◆ TEXT BLOCK ◆
-------
Japanese researcher Manabu Seoka pictured with members of the IEO. (Photo: IEO)
Japanese researcher working on domestication of bluefin tuna
Tuesday, August 10, 2010, 01:20 (GMT + 9)
A prestigious scientist from the Kinki University will collaborate with experts from the Spanish Institute of Oceanography
(IEO) which for more than a decade have been working on the domestication of bluefin tuna (Thunnus thynnus
) and other scombroid fish such as Atlantic bonito (Sarda sarda
Tuna farming specialists from the IEO, led by researchers at the Oceanographic Centre of Murcia, Fernando de la Gándara and Aurelio Ortega, have participated in and coordinated numerous research projects, three of them within the Framework Programmes of the European Union.
Spanish investigators were able to increase their understanding of bluefin tuna reproduction, larval rearing and feeding. Specifically, they obtained a large amount of information, related to the life cycle of the Atlantic bonito in captivity and the development of formulated diets that are more respectful to the environment.
The recruitment of Japanese expert Manabu Seoka was made possible thanks to the agreement signed between the Minister of Agriculture and Water, Antonio Cerdá, and the head of the Polytechnic University of Cartagena (UPCT), Félix Faura, with those responsible for many savings banks in the Region of Murcia.
It is anticipated that the Seoka cooperation will work complete all objectives regarding the integral cultivation of the tunid.
-------
(Stored records)
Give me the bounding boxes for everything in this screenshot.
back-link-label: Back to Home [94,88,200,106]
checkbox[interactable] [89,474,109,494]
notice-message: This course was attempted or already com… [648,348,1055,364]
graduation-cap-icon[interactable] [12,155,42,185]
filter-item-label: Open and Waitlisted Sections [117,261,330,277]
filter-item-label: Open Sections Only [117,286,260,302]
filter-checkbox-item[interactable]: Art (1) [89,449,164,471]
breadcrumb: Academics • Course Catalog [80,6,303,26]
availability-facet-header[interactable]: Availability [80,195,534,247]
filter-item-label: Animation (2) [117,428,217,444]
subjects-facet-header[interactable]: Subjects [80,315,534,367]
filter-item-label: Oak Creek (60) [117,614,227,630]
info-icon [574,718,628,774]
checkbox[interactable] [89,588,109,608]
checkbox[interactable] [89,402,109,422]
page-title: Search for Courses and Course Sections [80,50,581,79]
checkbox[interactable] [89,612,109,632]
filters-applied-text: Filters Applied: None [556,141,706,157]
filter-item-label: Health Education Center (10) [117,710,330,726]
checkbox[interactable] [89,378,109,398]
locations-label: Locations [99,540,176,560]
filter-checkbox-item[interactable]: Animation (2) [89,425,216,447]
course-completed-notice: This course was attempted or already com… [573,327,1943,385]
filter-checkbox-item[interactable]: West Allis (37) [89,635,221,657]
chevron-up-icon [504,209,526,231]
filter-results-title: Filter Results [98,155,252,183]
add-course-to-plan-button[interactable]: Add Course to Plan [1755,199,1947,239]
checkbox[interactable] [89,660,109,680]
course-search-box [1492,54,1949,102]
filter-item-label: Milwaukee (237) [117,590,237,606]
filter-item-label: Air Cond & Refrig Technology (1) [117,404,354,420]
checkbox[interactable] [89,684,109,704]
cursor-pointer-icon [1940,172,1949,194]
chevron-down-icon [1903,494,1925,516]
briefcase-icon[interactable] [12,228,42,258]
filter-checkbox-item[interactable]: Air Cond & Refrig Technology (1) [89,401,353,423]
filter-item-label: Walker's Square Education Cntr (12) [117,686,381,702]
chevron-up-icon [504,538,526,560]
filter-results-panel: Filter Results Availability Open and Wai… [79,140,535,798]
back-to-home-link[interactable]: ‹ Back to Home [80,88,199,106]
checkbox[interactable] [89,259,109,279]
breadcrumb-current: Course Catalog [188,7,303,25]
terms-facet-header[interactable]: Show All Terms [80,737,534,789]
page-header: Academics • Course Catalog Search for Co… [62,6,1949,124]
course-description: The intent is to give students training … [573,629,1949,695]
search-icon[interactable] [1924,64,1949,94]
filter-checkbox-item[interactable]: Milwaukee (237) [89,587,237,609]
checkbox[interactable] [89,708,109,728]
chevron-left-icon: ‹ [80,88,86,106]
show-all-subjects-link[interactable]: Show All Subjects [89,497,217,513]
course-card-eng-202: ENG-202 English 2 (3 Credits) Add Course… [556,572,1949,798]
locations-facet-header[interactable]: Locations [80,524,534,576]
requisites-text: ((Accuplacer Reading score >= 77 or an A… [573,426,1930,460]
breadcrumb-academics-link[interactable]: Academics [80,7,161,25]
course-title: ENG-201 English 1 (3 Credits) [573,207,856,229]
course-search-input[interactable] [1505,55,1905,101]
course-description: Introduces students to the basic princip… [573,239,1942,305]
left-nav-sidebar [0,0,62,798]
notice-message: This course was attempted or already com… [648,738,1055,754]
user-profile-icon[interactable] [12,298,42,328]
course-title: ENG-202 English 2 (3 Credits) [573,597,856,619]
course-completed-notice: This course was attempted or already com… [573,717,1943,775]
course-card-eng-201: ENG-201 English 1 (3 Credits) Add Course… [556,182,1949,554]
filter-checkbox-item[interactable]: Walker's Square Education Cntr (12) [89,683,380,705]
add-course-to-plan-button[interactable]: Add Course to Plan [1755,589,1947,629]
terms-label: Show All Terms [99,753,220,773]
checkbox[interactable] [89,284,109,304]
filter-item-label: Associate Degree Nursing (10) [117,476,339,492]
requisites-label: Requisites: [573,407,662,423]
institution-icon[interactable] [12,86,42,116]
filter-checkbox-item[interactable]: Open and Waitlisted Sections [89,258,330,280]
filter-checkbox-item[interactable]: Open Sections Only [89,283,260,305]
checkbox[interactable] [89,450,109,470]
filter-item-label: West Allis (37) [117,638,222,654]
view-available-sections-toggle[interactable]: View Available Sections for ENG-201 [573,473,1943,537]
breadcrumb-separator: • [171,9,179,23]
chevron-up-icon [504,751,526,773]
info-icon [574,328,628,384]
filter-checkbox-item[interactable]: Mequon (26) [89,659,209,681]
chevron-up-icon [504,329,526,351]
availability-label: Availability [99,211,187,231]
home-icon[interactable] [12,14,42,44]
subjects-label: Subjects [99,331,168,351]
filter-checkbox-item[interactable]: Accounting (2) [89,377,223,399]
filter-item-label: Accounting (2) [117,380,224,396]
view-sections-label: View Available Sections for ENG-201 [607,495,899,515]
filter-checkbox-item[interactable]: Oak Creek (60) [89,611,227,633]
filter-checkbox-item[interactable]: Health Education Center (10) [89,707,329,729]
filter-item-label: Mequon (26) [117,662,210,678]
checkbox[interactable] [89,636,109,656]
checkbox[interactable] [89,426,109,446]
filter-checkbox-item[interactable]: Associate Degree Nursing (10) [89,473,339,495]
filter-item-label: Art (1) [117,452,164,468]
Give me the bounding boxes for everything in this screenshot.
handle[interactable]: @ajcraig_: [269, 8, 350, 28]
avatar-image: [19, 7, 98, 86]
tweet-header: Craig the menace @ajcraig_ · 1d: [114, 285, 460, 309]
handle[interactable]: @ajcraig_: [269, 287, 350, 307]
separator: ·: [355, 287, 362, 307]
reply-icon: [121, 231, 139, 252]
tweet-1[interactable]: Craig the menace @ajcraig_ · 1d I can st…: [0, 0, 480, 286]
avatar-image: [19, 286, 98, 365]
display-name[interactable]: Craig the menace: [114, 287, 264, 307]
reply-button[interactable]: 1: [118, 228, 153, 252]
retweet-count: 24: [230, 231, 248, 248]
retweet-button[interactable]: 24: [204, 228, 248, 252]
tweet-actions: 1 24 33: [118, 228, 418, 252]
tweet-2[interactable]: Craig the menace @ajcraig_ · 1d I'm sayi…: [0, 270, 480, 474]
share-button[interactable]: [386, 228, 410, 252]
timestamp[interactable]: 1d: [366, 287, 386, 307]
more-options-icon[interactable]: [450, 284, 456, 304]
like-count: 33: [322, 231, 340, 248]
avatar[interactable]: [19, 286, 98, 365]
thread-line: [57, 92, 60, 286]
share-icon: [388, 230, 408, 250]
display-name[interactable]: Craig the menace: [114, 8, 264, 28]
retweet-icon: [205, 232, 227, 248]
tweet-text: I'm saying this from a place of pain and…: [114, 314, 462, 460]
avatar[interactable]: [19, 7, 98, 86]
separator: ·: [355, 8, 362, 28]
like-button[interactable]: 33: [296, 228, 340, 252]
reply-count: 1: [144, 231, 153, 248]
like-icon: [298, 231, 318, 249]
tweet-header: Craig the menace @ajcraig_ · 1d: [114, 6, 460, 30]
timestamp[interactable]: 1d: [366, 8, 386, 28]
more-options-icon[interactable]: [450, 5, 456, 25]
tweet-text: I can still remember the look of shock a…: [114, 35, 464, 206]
-------
◆ WORK INSTRUCTION ◆
Copy the entire bluefin tuna article word for word. None of the rows are needed for this work.

◆ FINISHED TASK ◆
Japanese researcher Manabu Seoka pictured with members of the IEO. (Photo: IEO)
Japanese researcher working on domestication of bluefin tuna
Tuesday, August 10, 2010, 01:20 (GMT + 9)
A prestigious scientist from the Kinki University will collaborate with experts from the Spanish Institute of Oceanography
(IEO) which for more than a decade have been working on the domestication of bluefin tuna (Thunnus thynnus
) and other scombroid fish such as Atlantic bonito (Sarda sarda
Tuna farming specialists from the IEO, led by researchers at the Oceanographic Centre of Murcia, Fernando de la Gándara and Aurelio Ortega, have participated in and coordinated numerous research projects, three of them within the Framework Programmes of the European Union.
Spanish investigators were able to increase their understanding of bluefin tuna reproduction, larval rearing and feeding. Specifically, they obtained a large amount of information, related to the life cycle of the Atlantic bonito in captivity and the development of formulated diets that are more respectful to the environment.
The recruitment of Japanese expert Manabu Seoka was made possible thanks to the agreement signed between the Minister of Agriculture and Water, Antonio Cerdá, and the head of the Polytechnic University of Cartagena (UPCT), Félix Faura, with those responsible for many savings banks in the Region of Murcia.
It is anticipated that the Seoka cooperation will work complete all objectives regarding the integral cultivation of the tunid.